=== The input ===
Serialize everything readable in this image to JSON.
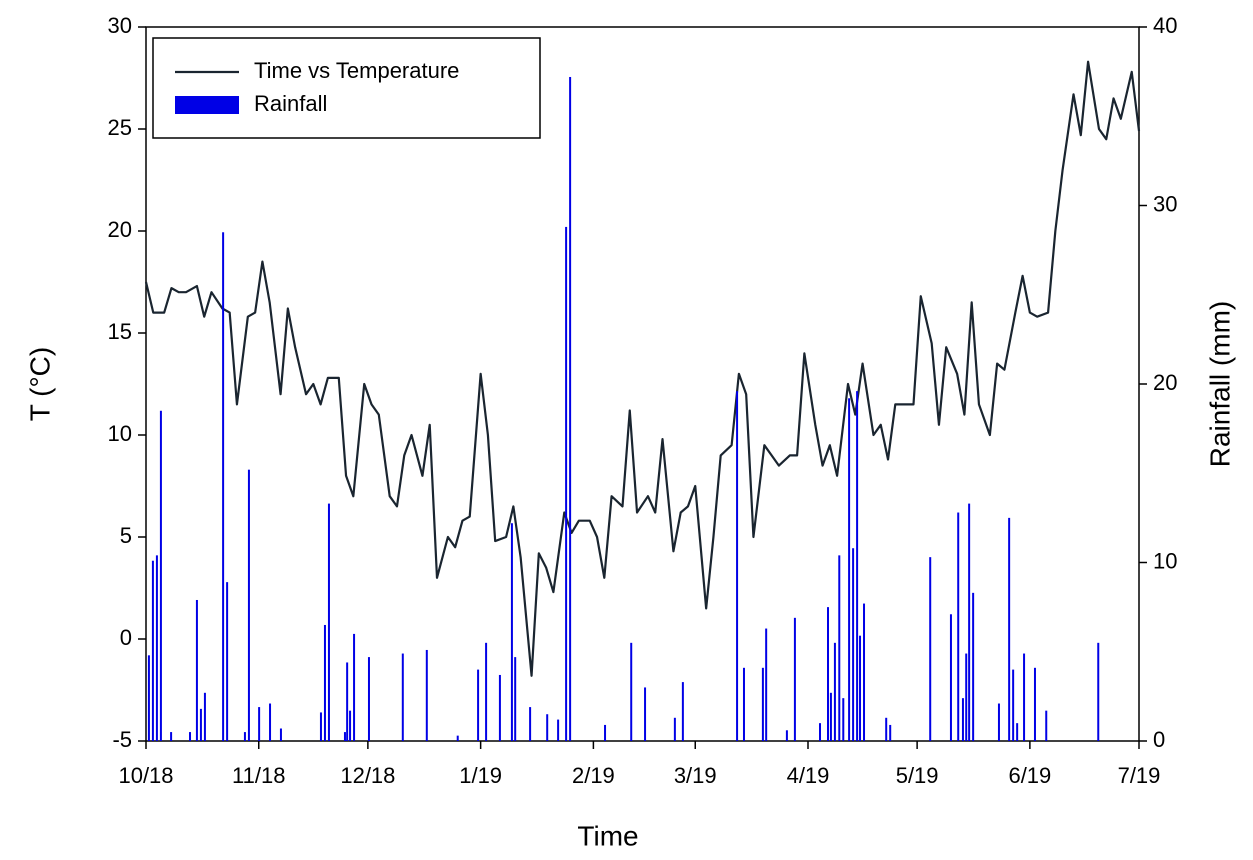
{
  "chart_data": {
    "type": "line",
    "xlabel": "Time",
    "ylabel": "T (°C)",
    "y2label": "Rainfall (mm)",
    "xlim": [
      0,
      273
    ],
    "xticks": [
      {
        "value": 0,
        "label": "10/18"
      },
      {
        "value": 31,
        "label": "11/18"
      },
      {
        "value": 61,
        "label": "12/18"
      },
      {
        "value": 92,
        "label": "1/19"
      },
      {
        "value": 123,
        "label": "2/19"
      },
      {
        "value": 151,
        "label": "3/19"
      },
      {
        "value": 182,
        "label": "4/19"
      },
      {
        "value": 212,
        "label": "5/19"
      },
      {
        "value": 243,
        "label": "6/19"
      },
      {
        "value": 273,
        "label": "7/19"
      }
    ],
    "ylim": [
      -5,
      30
    ],
    "yticks": [
      -5,
      0,
      5,
      10,
      15,
      20,
      25,
      30
    ],
    "y2lim": [
      0,
      40
    ],
    "y2ticks": [
      0,
      10,
      20,
      30,
      40
    ],
    "legend": "upper left",
    "series": [
      {
        "name": "Time vs Temperature",
        "color": "#1a2530",
        "x": [
          0,
          2,
          5,
          7,
          9,
          11,
          14,
          16,
          18,
          21,
          23,
          25,
          28,
          30,
          32,
          34,
          37,
          39,
          41,
          44,
          46,
          48,
          50,
          53,
          55,
          57,
          60,
          62,
          64,
          67,
          69,
          71,
          73,
          76,
          78,
          80,
          83,
          85,
          87,
          89,
          92,
          94,
          96,
          99,
          101,
          103,
          106,
          108,
          110,
          112,
          115,
          117,
          119,
          122,
          124,
          126,
          128,
          131,
          133,
          135,
          138,
          140,
          142,
          145,
          147,
          149,
          151,
          154,
          156,
          158,
          161,
          163,
          165,
          167,
          170,
          172,
          174,
          177,
          179,
          181,
          184,
          186,
          188,
          190,
          193,
          195,
          197,
          200,
          202,
          204,
          206,
          209,
          211,
          213,
          216,
          218,
          220,
          223,
          225,
          227,
          229,
          232,
          234,
          236,
          239,
          241,
          243,
          245,
          248,
          250,
          252,
          255,
          257,
          259,
          262,
          264,
          266,
          268,
          271,
          273
        ],
        "values": [
          17.5,
          16.0,
          16.0,
          17.2,
          17.0,
          17.0,
          17.3,
          15.8,
          17.0,
          16.2,
          16.0,
          11.5,
          15.8,
          16.0,
          18.5,
          16.5,
          12.0,
          16.2,
          14.3,
          12.0,
          12.5,
          11.5,
          12.8,
          12.8,
          8.0,
          7.0,
          12.5,
          11.5,
          11.0,
          7.0,
          6.5,
          9.0,
          10.0,
          8.0,
          10.5,
          3.0,
          5.0,
          4.5,
          5.8,
          6.0,
          13.0,
          10.0,
          4.8,
          5.0,
          6.5,
          4.0,
          -1.8,
          4.2,
          3.5,
          2.3,
          6.2,
          5.2,
          5.8,
          5.8,
          5.0,
          3.0,
          7.0,
          6.5,
          11.2,
          6.2,
          7.0,
          6.2,
          9.8,
          4.3,
          6.2,
          6.5,
          7.5,
          1.5,
          5.0,
          9.0,
          9.5,
          13.0,
          12.0,
          5.0,
          9.5,
          9.0,
          8.5,
          9.0,
          9.0,
          14.0,
          10.5,
          8.5,
          9.5,
          8.0,
          12.5,
          11.0,
          13.5,
          10.0,
          10.5,
          8.8,
          11.5,
          11.5,
          11.5,
          16.8,
          14.5,
          10.5,
          14.3,
          13.0,
          11.0,
          16.5,
          11.5,
          10.0,
          13.5,
          13.2,
          16.0,
          17.8,
          16.0,
          15.8,
          16.0,
          20.0,
          23.0,
          26.7,
          24.7,
          28.3,
          25.0,
          24.5,
          26.5,
          25.5,
          27.8,
          24.9
        ]
      },
      {
        "name": "Rainfall",
        "color": "#0000e6",
        "type": "bar",
        "axis": "y2",
        "x": [
          0.8,
          1.9,
          3.0,
          4.1,
          6.9,
          12.1,
          14.0,
          15.1,
          16.2,
          21.2,
          22.3,
          27.2,
          28.3,
          31.1,
          34.1,
          37.1,
          48.1,
          49.2,
          50.3,
          54.7,
          55.3,
          56.1,
          57.2,
          61.3,
          70.6,
          77.2,
          85.7,
          91.3,
          93.5,
          97.3,
          100.6,
          101.5,
          105.6,
          110.3,
          113.3,
          115.5,
          116.6,
          126.2,
          133.4,
          137.2,
          145.4,
          147.6,
          162.5,
          164.4,
          169.6,
          170.5,
          176.2,
          178.4,
          185.3,
          187.5,
          188.3,
          189.4,
          190.6,
          191.7,
          193.3,
          194.4,
          195.5,
          196.3,
          197.4,
          203.5,
          204.6,
          215.6,
          221.3,
          223.3,
          224.6,
          225.5,
          226.3,
          227.4,
          234.5,
          237.3,
          238.4,
          239.5,
          241.4,
          244.4,
          247.5,
          261.8
        ],
        "values": [
          4.8,
          10.1,
          10.4,
          18.5,
          0.5,
          0.5,
          7.9,
          1.8,
          2.7,
          28.5,
          8.9,
          0.5,
          15.2,
          1.9,
          2.1,
          0.7,
          1.6,
          6.5,
          13.3,
          0.5,
          4.4,
          1.7,
          6.0,
          4.7,
          4.9,
          5.1,
          0.3,
          4.0,
          5.5,
          3.7,
          12.2,
          4.7,
          1.9,
          1.5,
          1.2,
          28.8,
          37.2,
          0.9,
          5.5,
          3.0,
          1.3,
          3.3,
          19.6,
          4.1,
          4.1,
          6.3,
          0.6,
          6.9,
          1.0,
          7.5,
          2.7,
          5.5,
          10.4,
          2.4,
          19.2,
          10.8,
          19.6,
          5.9,
          7.7,
          1.3,
          0.9,
          10.3,
          7.1,
          12.8,
          2.4,
          4.9,
          13.3,
          8.3,
          2.1,
          12.5,
          4.0,
          1.0,
          4.9,
          4.1,
          1.7,
          5.5
        ]
      }
    ]
  }
}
===
### [Challenge]
Give every line of the material that includes the string "name".

### [Result of the task]
        "name": "Time vs Temperature",
        "name": "Rainfall",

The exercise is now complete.